◆ Records for this exercise

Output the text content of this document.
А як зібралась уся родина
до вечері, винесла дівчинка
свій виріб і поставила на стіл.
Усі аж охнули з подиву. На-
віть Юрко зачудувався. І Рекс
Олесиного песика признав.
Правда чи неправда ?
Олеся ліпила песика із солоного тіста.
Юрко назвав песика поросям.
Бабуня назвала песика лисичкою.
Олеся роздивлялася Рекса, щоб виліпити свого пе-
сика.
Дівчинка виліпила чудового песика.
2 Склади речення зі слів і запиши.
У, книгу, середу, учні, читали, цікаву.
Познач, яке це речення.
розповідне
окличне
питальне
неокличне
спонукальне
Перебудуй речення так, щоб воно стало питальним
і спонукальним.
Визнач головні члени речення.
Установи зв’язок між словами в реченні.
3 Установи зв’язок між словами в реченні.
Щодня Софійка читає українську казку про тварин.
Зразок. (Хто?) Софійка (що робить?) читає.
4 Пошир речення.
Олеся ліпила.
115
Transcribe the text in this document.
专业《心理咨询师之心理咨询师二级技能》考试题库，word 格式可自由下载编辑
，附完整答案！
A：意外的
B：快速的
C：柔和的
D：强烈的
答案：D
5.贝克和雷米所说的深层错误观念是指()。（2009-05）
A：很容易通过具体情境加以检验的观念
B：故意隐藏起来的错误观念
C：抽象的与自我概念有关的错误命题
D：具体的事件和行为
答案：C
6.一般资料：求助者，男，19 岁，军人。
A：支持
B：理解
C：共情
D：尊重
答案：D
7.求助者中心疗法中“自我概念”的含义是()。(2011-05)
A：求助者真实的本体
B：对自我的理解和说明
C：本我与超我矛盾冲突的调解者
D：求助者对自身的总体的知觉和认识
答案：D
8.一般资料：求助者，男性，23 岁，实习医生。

◆ Given problem
Track down every line of the material containing the string "реченні", and copy it.

◆ Answer to this exercise
Установи зв’язок між словами в реченні.
3 Установи зв’язок між словами в реченні.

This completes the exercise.